- **Page extract**
START
Project Details
Description
Learned deep neural networks generalize very well despite being trained with a number of training samples that is significantly lower than the number of parameters. This surprising phenomenon goes against traditional wisdom which attributes overfitting with poor generalization. In such overparametrized setting the loss functional possesses many global minima corresponding to neural networks that interpolate the data, and the learning algorithm induces an implicit bias towards certain favored solutions. By the principle of Occam's razor, it can be anticipated that good generalization is connected with networks of low complexity and it seems that the standard algorithm of (stochastic) gradient descent favors networks whose complexity is much lower than suggested by the number of parameters. In this project we aim to advance recent first results, which show, for the simple case of deep linear networks, that training via gradient descent promotes implicit bias towards network weights whose product is a low rank matrix. We intend to significantly extend theory in this direction and exploit this mechanism for the reliable solution of low rank matrix recovery problems, such as matrix completion. We further aim at contributing to the theoretical foundations of the implicit bias of gradient descent and its stochastic variants for learning deep nonlinear networks. Evidence suggests that the bias is again towards low complexity networks, whose nature we intend to explore. We leverage the intrinsic low complexity of trained nonlinear networks to design novel algorithms for their compression. In particular, we aim at extending recent results to deep networks, which relate approximated second order network differentials to certain non-orthogonal rank one decompositions encoding optimal weights. We plan to prove that the optimal weights can be stably and reliably computed. As a byproduct we will show robust and unique identification of generic deep networks from a minimal number of samples. Besides advancing on the theoretical level, the project will develop new algorithms and software of practical relevance for machine learning, solution of inverse problems and compression of neural networks for their use on mobile devices.
Status | Active |
---|---|
Effective start/end date | 1/01/21 → … |
END
- **Short problem 1**
Copy the rows word for word, starting with the first row and stopping after the row that contains "pin 3 U1 DIG4 bbox=[138, 161, 152, 163]".

- **The records**
START
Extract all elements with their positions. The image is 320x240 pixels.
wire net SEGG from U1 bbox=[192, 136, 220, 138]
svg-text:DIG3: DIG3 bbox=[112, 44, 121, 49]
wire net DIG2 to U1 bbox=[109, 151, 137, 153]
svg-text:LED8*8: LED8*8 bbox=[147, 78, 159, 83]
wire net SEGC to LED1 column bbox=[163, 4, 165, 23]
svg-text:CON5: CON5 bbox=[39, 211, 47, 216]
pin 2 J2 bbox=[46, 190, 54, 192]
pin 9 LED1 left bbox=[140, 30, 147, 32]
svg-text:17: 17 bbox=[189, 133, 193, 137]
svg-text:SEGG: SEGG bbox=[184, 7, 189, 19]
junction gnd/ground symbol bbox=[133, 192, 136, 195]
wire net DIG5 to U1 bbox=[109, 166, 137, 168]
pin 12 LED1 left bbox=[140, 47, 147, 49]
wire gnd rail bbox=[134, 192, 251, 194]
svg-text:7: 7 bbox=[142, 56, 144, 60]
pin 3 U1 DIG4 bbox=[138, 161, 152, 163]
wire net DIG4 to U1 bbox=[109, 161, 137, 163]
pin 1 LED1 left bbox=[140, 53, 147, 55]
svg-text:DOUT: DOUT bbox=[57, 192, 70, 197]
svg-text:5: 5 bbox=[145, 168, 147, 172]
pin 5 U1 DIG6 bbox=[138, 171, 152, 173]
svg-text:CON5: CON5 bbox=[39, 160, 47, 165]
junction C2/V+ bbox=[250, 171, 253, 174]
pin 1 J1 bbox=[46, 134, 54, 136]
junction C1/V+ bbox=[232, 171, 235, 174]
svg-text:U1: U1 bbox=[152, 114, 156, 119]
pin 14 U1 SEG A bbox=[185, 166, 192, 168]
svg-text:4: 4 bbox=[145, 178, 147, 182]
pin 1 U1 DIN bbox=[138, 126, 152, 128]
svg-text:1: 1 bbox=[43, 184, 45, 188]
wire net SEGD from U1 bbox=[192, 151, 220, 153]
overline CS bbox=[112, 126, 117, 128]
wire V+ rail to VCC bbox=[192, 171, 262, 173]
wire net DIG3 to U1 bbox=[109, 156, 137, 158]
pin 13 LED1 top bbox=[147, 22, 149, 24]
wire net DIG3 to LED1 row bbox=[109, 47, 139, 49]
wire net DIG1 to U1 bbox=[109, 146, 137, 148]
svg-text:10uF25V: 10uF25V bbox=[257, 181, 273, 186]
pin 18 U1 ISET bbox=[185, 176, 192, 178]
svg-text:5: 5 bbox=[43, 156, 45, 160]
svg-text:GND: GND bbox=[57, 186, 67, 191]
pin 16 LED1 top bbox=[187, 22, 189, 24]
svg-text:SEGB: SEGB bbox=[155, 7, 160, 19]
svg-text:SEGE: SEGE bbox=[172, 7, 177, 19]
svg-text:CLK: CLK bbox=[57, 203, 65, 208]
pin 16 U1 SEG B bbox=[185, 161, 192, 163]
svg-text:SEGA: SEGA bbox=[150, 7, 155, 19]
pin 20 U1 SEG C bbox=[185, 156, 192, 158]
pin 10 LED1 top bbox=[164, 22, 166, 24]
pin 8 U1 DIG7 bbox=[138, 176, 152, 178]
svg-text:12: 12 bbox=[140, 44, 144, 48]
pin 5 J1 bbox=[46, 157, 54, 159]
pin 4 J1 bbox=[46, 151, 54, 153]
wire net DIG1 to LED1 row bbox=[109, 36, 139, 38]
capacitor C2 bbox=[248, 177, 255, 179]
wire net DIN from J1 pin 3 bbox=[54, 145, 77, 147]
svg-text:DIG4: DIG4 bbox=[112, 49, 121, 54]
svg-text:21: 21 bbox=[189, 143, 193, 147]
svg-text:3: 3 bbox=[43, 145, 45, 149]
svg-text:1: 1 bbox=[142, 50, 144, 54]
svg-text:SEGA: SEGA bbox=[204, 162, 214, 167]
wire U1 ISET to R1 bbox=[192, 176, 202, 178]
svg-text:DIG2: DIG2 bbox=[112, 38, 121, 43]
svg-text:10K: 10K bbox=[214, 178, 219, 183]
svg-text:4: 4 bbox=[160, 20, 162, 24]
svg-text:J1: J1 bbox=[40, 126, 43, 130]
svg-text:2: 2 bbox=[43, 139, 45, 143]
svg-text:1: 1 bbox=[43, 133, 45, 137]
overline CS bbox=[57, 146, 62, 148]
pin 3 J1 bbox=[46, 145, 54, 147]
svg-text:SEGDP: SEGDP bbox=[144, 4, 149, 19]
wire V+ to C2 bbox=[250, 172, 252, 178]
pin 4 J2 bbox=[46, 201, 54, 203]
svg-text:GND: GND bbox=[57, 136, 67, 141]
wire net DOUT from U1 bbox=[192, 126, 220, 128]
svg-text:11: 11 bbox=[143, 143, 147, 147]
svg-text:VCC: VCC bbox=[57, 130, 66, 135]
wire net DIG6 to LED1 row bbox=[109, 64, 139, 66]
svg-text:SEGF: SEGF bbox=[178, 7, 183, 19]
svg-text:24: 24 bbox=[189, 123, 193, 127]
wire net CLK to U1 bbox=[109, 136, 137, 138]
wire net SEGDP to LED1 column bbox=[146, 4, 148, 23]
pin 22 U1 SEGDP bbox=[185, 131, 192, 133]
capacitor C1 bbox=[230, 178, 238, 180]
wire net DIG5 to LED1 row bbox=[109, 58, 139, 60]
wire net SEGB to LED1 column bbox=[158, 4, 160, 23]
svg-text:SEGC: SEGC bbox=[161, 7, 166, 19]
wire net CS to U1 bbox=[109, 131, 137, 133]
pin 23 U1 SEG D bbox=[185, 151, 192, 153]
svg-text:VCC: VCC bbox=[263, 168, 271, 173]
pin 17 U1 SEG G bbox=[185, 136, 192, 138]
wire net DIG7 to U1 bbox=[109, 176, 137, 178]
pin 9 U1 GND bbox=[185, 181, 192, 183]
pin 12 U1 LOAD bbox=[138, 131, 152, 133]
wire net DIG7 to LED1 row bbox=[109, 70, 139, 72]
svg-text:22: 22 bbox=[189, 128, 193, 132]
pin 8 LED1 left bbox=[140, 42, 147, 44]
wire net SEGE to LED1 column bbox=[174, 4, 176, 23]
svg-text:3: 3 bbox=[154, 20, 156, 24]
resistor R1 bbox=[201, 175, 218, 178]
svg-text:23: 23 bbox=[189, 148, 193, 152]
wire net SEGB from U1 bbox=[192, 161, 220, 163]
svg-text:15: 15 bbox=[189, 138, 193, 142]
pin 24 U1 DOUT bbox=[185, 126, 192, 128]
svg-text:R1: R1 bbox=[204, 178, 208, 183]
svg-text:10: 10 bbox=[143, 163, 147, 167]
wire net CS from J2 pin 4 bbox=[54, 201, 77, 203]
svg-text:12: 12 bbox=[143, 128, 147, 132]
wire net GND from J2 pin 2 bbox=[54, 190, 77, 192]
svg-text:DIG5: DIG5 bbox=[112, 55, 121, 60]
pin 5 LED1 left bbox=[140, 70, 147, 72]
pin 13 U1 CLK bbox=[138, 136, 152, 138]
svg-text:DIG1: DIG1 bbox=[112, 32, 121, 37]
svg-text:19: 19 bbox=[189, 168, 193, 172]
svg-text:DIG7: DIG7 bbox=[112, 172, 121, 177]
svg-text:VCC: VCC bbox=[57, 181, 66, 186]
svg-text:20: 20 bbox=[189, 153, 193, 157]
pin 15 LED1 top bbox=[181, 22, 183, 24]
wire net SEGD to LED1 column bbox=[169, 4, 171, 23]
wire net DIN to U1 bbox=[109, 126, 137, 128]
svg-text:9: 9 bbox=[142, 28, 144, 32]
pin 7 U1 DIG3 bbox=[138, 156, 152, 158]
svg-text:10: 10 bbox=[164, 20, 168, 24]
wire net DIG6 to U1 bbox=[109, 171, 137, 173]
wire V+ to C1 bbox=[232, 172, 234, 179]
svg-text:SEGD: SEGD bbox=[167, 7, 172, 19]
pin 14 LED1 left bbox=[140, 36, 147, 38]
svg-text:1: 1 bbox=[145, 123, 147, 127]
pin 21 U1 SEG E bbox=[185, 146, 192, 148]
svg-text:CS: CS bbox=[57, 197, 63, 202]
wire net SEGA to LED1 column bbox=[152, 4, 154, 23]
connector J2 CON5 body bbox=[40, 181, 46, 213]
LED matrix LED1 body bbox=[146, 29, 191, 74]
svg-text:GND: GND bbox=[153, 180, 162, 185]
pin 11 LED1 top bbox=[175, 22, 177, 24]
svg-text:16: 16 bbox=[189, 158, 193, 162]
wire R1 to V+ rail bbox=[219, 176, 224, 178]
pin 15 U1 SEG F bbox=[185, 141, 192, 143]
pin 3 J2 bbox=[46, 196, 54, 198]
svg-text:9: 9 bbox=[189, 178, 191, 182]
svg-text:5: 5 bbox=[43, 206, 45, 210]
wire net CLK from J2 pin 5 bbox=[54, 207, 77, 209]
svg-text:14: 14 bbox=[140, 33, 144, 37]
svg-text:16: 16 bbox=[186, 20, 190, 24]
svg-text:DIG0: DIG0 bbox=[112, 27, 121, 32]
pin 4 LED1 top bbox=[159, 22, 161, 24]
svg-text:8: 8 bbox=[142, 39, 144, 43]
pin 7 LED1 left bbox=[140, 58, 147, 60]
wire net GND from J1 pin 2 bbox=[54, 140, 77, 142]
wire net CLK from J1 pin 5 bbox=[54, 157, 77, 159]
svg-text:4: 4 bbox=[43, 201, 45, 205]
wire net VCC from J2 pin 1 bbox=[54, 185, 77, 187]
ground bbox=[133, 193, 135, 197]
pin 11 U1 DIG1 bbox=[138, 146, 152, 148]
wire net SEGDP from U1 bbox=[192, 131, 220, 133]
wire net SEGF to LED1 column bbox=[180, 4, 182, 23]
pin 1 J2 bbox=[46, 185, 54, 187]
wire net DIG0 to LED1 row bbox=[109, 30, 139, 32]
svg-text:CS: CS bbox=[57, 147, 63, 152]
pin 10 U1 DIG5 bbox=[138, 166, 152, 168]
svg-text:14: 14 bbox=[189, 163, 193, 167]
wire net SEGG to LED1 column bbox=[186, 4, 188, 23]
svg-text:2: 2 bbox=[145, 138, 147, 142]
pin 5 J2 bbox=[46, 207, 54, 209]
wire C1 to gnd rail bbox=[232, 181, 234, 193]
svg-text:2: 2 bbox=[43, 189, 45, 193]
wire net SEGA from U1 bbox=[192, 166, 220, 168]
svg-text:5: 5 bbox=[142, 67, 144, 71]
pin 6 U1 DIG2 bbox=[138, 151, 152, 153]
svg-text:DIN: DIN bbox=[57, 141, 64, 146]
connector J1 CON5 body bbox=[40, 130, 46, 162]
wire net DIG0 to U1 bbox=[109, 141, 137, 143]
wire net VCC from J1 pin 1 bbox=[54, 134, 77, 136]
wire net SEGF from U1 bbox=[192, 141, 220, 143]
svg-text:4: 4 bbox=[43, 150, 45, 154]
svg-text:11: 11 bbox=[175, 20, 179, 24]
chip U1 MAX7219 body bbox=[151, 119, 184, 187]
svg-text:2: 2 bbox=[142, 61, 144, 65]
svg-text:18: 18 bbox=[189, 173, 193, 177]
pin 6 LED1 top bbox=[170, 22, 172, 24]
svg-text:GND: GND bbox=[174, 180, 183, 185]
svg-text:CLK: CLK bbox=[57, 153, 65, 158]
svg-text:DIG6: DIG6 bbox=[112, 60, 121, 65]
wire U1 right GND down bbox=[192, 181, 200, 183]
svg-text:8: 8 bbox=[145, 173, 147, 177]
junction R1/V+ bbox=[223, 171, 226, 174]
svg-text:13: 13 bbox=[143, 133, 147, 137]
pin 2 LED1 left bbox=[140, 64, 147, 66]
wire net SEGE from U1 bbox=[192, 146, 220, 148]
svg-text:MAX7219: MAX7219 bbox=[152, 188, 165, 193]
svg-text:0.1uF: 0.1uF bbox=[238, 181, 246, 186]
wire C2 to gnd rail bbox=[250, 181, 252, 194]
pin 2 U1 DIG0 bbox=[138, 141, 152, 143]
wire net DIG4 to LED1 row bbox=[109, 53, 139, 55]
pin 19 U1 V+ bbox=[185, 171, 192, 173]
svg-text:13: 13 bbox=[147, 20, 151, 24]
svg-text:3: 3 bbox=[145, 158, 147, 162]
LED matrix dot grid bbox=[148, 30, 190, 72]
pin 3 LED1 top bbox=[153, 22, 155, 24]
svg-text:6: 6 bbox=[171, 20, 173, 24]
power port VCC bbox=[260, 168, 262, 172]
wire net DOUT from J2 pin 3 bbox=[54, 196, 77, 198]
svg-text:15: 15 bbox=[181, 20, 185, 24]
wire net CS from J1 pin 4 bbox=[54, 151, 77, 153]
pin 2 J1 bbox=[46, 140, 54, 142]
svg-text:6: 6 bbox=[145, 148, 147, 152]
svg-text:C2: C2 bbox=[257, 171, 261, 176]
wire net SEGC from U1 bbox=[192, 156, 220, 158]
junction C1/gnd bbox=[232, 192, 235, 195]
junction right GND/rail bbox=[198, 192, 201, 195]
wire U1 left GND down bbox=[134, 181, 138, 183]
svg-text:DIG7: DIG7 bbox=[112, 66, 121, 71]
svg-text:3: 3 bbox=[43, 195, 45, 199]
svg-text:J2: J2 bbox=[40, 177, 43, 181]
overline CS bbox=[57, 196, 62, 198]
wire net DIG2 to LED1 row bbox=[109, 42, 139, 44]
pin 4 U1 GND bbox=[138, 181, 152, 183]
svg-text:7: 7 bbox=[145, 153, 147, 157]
END
- **Short problem 2**
Answer these questions using the project description.
(a) What status does the project description give?
(b) What effective start date is listed?
(c) For deep linear networks, what do the recent first results show that training via gradient descent promotes?

- **Exercise response 1**
Extract all elements with their positions. The image is 320x240 pixels.
wire net SEGG from U1 bbox=[192, 136, 220, 138]
svg-text:DIG3: DIG3 bbox=[112, 44, 121, 49]
wire net DIG2 to U1 bbox=[109, 151, 137, 153]
svg-text:LED8*8: LED8*8 bbox=[147, 78, 159, 83]
wire net SEGC to LED1 column bbox=[163, 4, 165, 23]
svg-text:CON5: CON5 bbox=[39, 211, 47, 216]
pin 2 J2 bbox=[46, 190, 54, 192]
pin 9 LED1 left bbox=[140, 30, 147, 32]
svg-text:17: 17 bbox=[189, 133, 193, 137]
svg-text:SEGG: SEGG bbox=[184, 7, 189, 19]
junction gnd/ground symbol bbox=[133, 192, 136, 195]
wire net DIG5 to U1 bbox=[109, 166, 137, 168]
pin 12 LED1 left bbox=[140, 47, 147, 49]
wire gnd rail bbox=[134, 192, 251, 194]
svg-text:7: 7 bbox=[142, 56, 144, 60]
pin 3 U1 DIG4 bbox=[138, 161, 152, 163]

- **Exercise response 2**
(a) Active
(b) 1/01/21
(c) Implicit bias towards network weights whose product is a low rank matrix